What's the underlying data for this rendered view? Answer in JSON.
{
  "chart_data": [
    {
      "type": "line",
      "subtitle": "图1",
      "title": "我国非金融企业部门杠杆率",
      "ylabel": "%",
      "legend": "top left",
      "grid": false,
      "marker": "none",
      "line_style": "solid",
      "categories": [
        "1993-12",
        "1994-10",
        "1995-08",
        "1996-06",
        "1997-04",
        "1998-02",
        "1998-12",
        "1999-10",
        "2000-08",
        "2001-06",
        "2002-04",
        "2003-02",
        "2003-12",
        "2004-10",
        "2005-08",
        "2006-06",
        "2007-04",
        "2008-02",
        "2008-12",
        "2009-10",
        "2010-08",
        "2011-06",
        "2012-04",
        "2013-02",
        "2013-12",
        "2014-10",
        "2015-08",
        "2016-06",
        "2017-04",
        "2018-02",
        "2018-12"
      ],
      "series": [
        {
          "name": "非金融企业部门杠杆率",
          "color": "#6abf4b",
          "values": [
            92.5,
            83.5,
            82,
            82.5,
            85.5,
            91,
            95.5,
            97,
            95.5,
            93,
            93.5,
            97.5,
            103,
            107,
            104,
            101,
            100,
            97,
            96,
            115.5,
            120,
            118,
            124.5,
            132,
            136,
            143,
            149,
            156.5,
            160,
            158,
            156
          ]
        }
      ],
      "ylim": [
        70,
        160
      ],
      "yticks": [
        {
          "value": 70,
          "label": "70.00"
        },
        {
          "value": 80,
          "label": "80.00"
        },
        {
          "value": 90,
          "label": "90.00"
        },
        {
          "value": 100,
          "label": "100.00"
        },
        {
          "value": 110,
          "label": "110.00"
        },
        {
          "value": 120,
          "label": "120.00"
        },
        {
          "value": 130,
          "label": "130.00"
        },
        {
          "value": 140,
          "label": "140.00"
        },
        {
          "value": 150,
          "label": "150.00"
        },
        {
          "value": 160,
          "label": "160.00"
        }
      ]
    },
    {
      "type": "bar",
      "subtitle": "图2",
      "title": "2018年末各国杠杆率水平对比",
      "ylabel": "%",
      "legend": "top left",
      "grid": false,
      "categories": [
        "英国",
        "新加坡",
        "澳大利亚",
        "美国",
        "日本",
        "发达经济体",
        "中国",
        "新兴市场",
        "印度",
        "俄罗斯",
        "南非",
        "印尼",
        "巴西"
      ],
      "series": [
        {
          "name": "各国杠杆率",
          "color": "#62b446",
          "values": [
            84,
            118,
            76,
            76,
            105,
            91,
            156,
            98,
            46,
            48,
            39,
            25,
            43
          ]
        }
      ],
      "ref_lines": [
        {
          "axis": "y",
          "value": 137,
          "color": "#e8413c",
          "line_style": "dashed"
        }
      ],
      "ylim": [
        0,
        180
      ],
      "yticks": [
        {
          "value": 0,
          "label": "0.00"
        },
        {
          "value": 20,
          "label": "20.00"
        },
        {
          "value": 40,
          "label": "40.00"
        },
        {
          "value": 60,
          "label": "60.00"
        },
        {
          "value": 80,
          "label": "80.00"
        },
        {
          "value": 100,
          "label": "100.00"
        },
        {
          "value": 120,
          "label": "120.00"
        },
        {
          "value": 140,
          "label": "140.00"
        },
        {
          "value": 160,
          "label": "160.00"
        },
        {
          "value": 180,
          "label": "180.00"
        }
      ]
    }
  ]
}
________
- **Instruction**:
Show the data once more, exactly as it was written.

- **Completed task**:
What's the underlying data for this rendered view? Answer in JSON.
{
  "chart_data": [
    {
      "type": "line",
      "subtitle": "图1",
      "title": "我国非金融企业部门杠杆率",
      "ylabel": "%",
      "legend": "top left",
      "grid": false,
      "marker": "none",
      "line_style": "solid",
      "categories": [
        "1993-12",
        "1994-10",
        "1995-08",
        "1996-06",
        "1997-04",
        "1998-02",
        "1998-12",
        "1999-10",
        "2000-08",
        "2001-06",
        "2002-04",
        "2003-02",
        "2003-12",
        "2004-10",
        "2005-08",
        "2006-06",
        "2007-04",
        "2008-02",
        "2008-12",
        "2009-10",
        "2010-08",
        "2011-06",
        "2012-04",
        "2013-02",
        "2013-12",
        "2014-10",
        "2015-08",
        "2016-06",
        "2017-04",
        "2018-02",
        "2018-12"
      ],
      "series": [
        {
          "name": "非金融企业部门杠杆率",
          "color": "#6abf4b",
          "values": [
            92.5,
            83.5,
            82,
            82.5,
            85.5,
            91,
            95.5,
            97,
            95.5,
            93,
            93.5,
            97.5,
            103,
            107,
            104,
            101,
            100,
            97,
            96,
            115.5,
            120,
            118,
            124.5,
            132,
            136,
            143,
            149,
            156.5,
            160,
            158,
            156
          ]
        }
      ],
      "ylim": [
        70,
        160
      ],
      "yticks": [
        {
          "value": 70,
          "label": "70.00"
        },
        {
          "value": 80,
          "label": "80.00"
        },
        {
          "value": 90,
          "label": "90.00"
        },
        {
          "value": 100,
          "label": "100.00"
        },
        {
          "value": 110,
          "label": "110.00"
        },
        {
          "value": 120,
          "label": "120.00"
        },
        {
          "value": 130,
          "label": "130.00"
        },
        {
          "value": 140,
          "label": "140.00"
        },
        {
          "value": 150,
          "label": "150.00"
        },
        {
          "value": 160,
          "label": "160.00"
        }
      ]
    },
    {
      "type": "bar",
      "subtitle": "图2",
      "title": "2018年末各国杠杆率水平对比",
      "ylabel": "%",
      "legend": "top left",
      "grid": false,
      "categories": [
        "英国",
        "新加坡",
        "澳大利亚",
        "美国",
        "日本",
        "发达经济体",
        "中国",
        "新兴市场",
        "印度",
        "俄罗斯",
        "南非",
        "印尼",
        "巴西"
      ],
      "series": [
        {
          "name": "各国杠杆率",
          "color": "#62b446",
          "values": [
            84,
            118,
            76,
            76,
            105,
            91,
            156,
            98,
            46,
            48,
            39,
            25,
            43
          ]
        }
      ],
      "ref_lines": [
        {
          "axis": "y",
          "value": 137,
          "color": "#e8413c",
          "line_style": "dashed"
        }
      ],
      "ylim": [
        0,
        180
      ],
      "yticks": [
        {
          "value": 0,
          "label": "0.00"
        },
        {
          "value": 20,
          "label": "20.00"
        },
        {
          "value": 40,
          "label": "40.00"
        },
        {
          "value": 60,
          "label": "60.00"
        },
        {
          "value": 80,
          "label": "80.00"
        },
        {
          "value": 100,
          "label": "100.00"
        },
        {
          "value": 120,
          "label": "120.00"
        },
        {
          "value": 140,
          "label": "140.00"
        },
        {
          "value": 160,
          "label": "160.00"
        },
        {
          "value": 180,
          "label": "180.00"
        }
      ]
    }
  ]
}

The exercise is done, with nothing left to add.